### GIVEN EXERCISE
In the entries that follow, locate the line with "Enumerate this screenshot's", then restate that line and all later lines exactly as they appear, leaving pictures out.

### MATERIALS PROVIDED
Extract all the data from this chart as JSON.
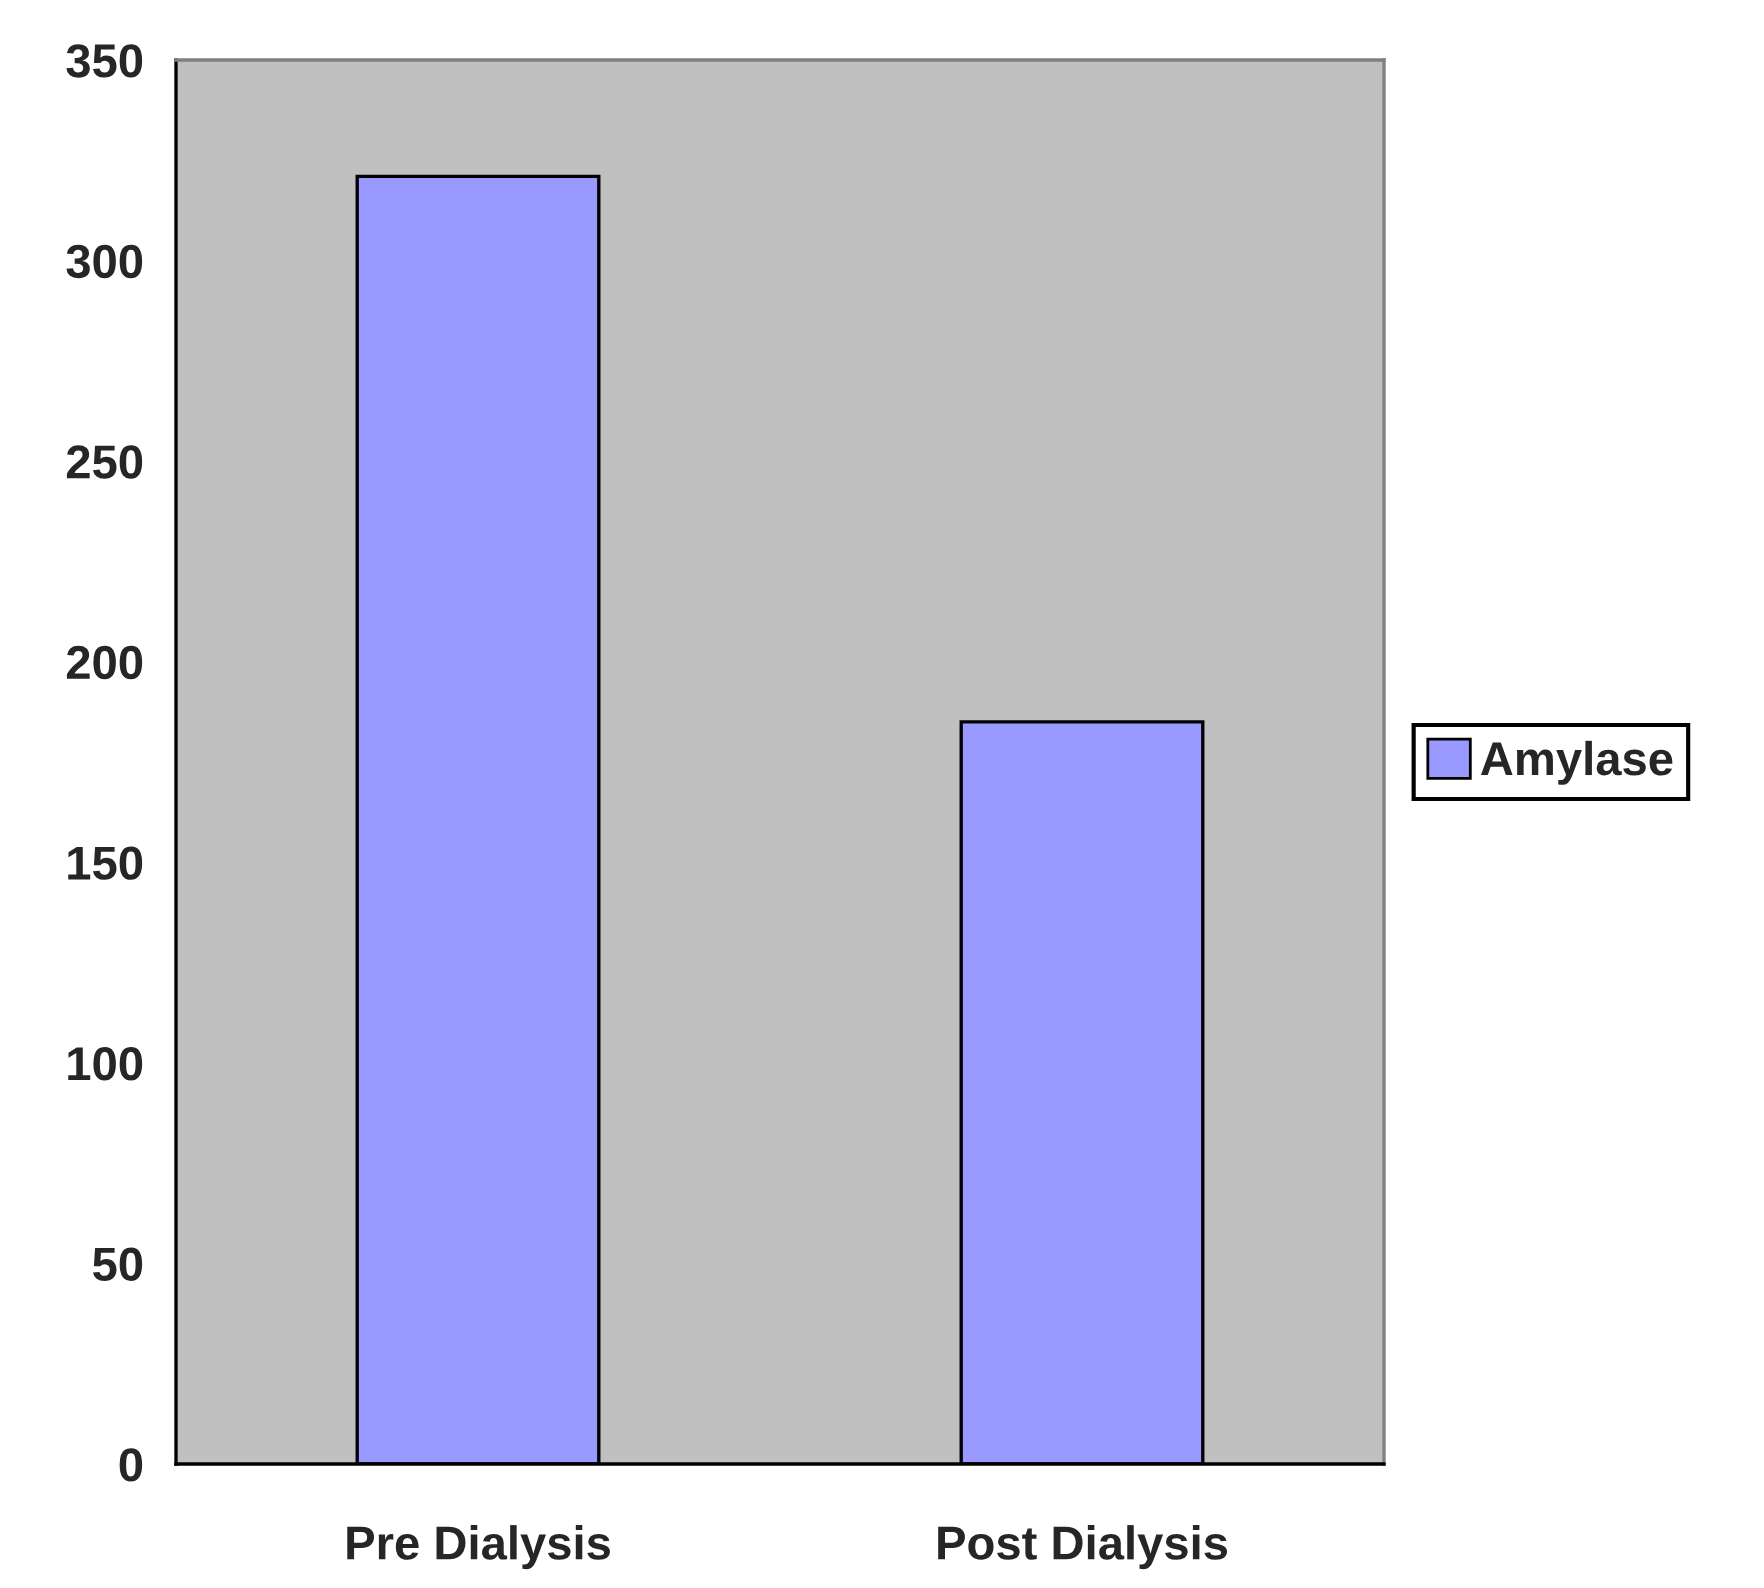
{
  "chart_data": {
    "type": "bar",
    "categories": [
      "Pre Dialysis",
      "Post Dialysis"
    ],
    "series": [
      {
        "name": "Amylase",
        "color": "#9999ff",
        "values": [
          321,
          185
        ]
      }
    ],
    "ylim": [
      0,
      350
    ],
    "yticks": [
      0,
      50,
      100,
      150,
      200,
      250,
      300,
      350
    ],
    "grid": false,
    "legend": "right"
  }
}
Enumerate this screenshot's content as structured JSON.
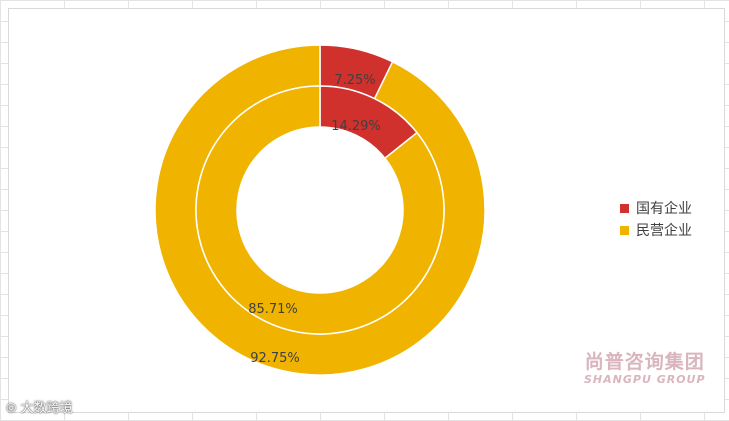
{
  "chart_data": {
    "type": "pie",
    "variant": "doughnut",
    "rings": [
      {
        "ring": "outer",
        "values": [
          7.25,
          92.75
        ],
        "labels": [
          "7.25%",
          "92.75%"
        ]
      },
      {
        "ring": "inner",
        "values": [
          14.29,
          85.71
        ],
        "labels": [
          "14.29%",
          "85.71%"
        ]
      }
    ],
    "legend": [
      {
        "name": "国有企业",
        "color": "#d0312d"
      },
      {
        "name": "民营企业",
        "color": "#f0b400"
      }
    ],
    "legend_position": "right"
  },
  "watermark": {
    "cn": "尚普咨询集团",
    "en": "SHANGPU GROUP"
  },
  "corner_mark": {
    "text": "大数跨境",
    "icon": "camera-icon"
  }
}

### WRITTEN REPLY
Enumerate this screenshot's content as structured JSON.
{
  "chart_data": {
    "type": "pie",
    "variant": "doughnut",
    "rings": [
      {
        "ring": "outer",
        "values": [
          7.25,
          92.75
        ],
        "labels": [
          "7.25%",
          "92.75%"
        ]
      },
      {
        "ring": "inner",
        "values": [
          14.29,
          85.71
        ],
        "labels": [
          "14.29%",
          "85.71%"
        ]
      }
    ],
    "legend": [
      {
        "name": "国有企业",
        "color": "#d0312d"
      },
      {
        "name": "民营企业",
        "color": "#f0b400"
      }
    ],
    "legend_position": "right"
  },
  "watermark": {
    "cn": "尚普咨询集团",
    "en": "SHANGPU GROUP"
  },
  "corner_mark": {
    "text": "大数跨境",
    "icon": "camera-icon"
  }
}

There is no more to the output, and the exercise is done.